- _Stored records_
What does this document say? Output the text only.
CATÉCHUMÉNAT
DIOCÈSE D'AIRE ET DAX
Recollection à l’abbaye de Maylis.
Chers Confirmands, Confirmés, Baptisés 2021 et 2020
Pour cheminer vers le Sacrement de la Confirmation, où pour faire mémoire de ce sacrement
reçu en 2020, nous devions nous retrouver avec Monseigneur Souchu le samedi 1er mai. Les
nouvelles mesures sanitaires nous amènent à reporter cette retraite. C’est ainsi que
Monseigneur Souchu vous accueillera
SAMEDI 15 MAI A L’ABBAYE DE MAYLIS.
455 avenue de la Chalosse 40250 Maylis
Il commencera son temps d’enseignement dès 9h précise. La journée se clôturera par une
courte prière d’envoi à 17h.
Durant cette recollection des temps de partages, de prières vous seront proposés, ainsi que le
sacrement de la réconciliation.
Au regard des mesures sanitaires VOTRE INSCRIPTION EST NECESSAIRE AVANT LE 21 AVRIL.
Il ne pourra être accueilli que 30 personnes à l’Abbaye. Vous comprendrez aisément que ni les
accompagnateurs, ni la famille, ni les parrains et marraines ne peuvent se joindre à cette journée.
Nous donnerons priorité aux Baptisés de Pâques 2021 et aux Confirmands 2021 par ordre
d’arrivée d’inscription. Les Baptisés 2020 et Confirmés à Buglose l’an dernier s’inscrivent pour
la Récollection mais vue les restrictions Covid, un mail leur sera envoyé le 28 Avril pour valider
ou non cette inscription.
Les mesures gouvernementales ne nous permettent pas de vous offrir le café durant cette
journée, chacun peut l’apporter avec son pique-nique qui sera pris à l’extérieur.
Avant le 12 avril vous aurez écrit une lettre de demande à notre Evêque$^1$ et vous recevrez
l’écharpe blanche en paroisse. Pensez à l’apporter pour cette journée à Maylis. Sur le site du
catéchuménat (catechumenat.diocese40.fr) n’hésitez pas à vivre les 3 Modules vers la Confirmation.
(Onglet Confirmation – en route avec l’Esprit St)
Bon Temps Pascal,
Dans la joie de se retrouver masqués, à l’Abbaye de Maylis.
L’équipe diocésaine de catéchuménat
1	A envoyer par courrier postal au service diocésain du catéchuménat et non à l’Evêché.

- _What is needed_
Write out the records shown above, exactly as they appear.

- _Exercise response_
What does this document say? Output the text only.
CATÉCHUMÉNAT
DIOCÈSE D'AIRE ET DAX
Recollection à l’abbaye de Maylis.
Chers Confirmands, Confirmés, Baptisés 2021 et 2020
Pour cheminer vers le Sacrement de la Confirmation, où pour faire mémoire de ce sacrement
reçu en 2020, nous devions nous retrouver avec Monseigneur Souchu le samedi 1er mai. Les
nouvelles mesures sanitaires nous amènent à reporter cette retraite. C’est ainsi que
Monseigneur Souchu vous accueillera
SAMEDI 15 MAI A L’ABBAYE DE MAYLIS.
455 avenue de la Chalosse 40250 Maylis
Il commencera son temps d’enseignement dès 9h précise. La journée se clôturera par une
courte prière d’envoi à 17h.
Durant cette recollection des temps de partages, de prières vous seront proposés, ainsi que le
sacrement de la réconciliation.
Au regard des mesures sanitaires VOTRE INSCRIPTION EST NECESSAIRE AVANT LE 21 AVRIL.
Il ne pourra être accueilli que 30 personnes à l’Abbaye. Vous comprendrez aisément que ni les
accompagnateurs, ni la famille, ni les parrains et marraines ne peuvent se joindre à cette journée.
Nous donnerons priorité aux Baptisés de Pâques 2021 et aux Confirmands 2021 par ordre
d’arrivée d’inscription. Les Baptisés 2020 et Confirmés à Buglose l’an dernier s’inscrivent pour
la Récollection mais vue les restrictions Covid, un mail leur sera envoyé le 28 Avril pour valider
ou non cette inscription.
Les mesures gouvernementales ne nous permettent pas de vous offrir le café durant cette
journée, chacun peut l’apporter avec son pique-nique qui sera pris à l’extérieur.
Avant le 12 avril vous aurez écrit une lettre de demande à notre Evêque$^1$ et vous recevrez
l’écharpe blanche en paroisse. Pensez à l’apporter pour cette journée à Maylis. Sur le site du
catéchuménat (catechumenat.diocese40.fr) n’hésitez pas à vivre les 3 Modules vers la Confirmation.
(Onglet Confirmation – en route avec l’Esprit St)
Bon Temps Pascal,
Dans la joie de se retrouver masqués, à l’Abbaye de Maylis.
L’équipe diocésaine de catéchuménat
1	A envoyer par courrier postal au service diocésain du catéchuménat et non à l’Evêché.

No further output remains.